start
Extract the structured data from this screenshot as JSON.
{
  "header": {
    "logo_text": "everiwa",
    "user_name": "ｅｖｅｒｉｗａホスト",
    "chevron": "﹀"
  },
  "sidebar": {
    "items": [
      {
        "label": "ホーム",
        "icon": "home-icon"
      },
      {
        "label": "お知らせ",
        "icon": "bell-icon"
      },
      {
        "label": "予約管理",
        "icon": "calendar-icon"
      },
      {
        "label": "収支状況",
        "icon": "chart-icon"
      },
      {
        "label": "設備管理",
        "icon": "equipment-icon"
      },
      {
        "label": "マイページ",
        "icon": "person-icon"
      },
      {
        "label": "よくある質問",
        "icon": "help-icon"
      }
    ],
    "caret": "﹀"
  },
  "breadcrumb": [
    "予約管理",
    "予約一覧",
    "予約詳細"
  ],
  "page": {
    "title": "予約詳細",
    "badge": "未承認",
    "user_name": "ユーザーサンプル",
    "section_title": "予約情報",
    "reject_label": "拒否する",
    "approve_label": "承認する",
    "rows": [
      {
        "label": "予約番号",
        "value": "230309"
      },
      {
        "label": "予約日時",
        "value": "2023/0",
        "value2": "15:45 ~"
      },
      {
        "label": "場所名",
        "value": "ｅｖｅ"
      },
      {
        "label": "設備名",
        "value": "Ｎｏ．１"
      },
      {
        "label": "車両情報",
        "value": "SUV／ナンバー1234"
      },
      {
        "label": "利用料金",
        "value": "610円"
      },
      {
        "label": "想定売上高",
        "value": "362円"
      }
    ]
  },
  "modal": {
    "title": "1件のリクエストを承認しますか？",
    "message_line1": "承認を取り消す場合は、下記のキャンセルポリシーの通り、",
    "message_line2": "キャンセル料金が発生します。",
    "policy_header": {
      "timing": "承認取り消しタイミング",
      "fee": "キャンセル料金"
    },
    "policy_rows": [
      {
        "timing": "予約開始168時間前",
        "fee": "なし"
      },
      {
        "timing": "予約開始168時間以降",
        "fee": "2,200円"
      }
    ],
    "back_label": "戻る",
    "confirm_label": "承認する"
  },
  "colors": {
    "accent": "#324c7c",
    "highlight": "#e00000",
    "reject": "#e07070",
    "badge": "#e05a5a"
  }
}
end
- [WRITTEN INSTRUCTION]:
Each line of the material should be echoed exactly.

- [REPLY TO THE TASK]:
Extract the structured data from this screenshot as JSON.
{
  "header": {
    "logo_text": "everiwa",
    "user_name": "ｅｖｅｒｉｗａホスト",
    "chevron": "﹀"
  },
  "sidebar": {
    "items": [
      {
        "label": "ホーム",
        "icon": "home-icon"
      },
      {
        "label": "お知らせ",
        "icon": "bell-icon"
      },
      {
        "label": "予約管理",
        "icon": "calendar-icon"
      },
      {
        "label": "収支状況",
        "icon": "chart-icon"
      },
      {
        "label": "設備管理",
        "icon": "equipment-icon"
      },
      {
        "label": "マイページ",
        "icon": "person-icon"
      },
      {
        "label": "よくある質問",
        "icon": "help-icon"
      }
    ],
    "caret": "﹀"
  },
  "breadcrumb": [
    "予約管理",
    "予約一覧",
    "予約詳細"
  ],
  "page": {
    "title": "予約詳細",
    "badge": "未承認",
    "user_name": "ユーザーサンプル",
    "section_title": "予約情報",
    "reject_label": "拒否する",
    "approve_label": "承認する",
    "rows": [
      {
        "label": "予約番号",
        "value": "230309"
      },
      {
        "label": "予約日時",
        "value": "2023/0",
        "value2": "15:45 ~"
      },
      {
        "label": "場所名",
        "value": "ｅｖｅ"
      },
      {
        "label": "設備名",
        "value": "Ｎｏ．１"
      },
      {
        "label": "車両情報",
        "value": "SUV／ナンバー1234"
      },
      {
        "label": "利用料金",
        "value": "610円"
      },
      {
        "label": "想定売上高",
        "value": "362円"
      }
    ]
  },
  "modal": {
    "title": "1件のリクエストを承認しますか？",
    "message_line1": "承認を取り消す場合は、下記のキャンセルポリシーの通り、",
    "message_line2": "キャンセル料金が発生します。",
    "policy_header": {
      "timing": "承認取り消しタイミング",
      "fee": "キャンセル料金"
    },
    "policy_rows": [
      {
        "timing": "予約開始168時間前",
        "fee": "なし"
      },
      {
        "timing": "予約開始168時間以降",
        "fee": "2,200円"
      }
    ],
    "back_label": "戻る",
    "confirm_label": "承認する"
  },
  "colors": {
    "accent": "#324c7c",
    "highlight": "#e00000",
    "reject": "#e07070",
    "badge": "#e05a5a"
  }
}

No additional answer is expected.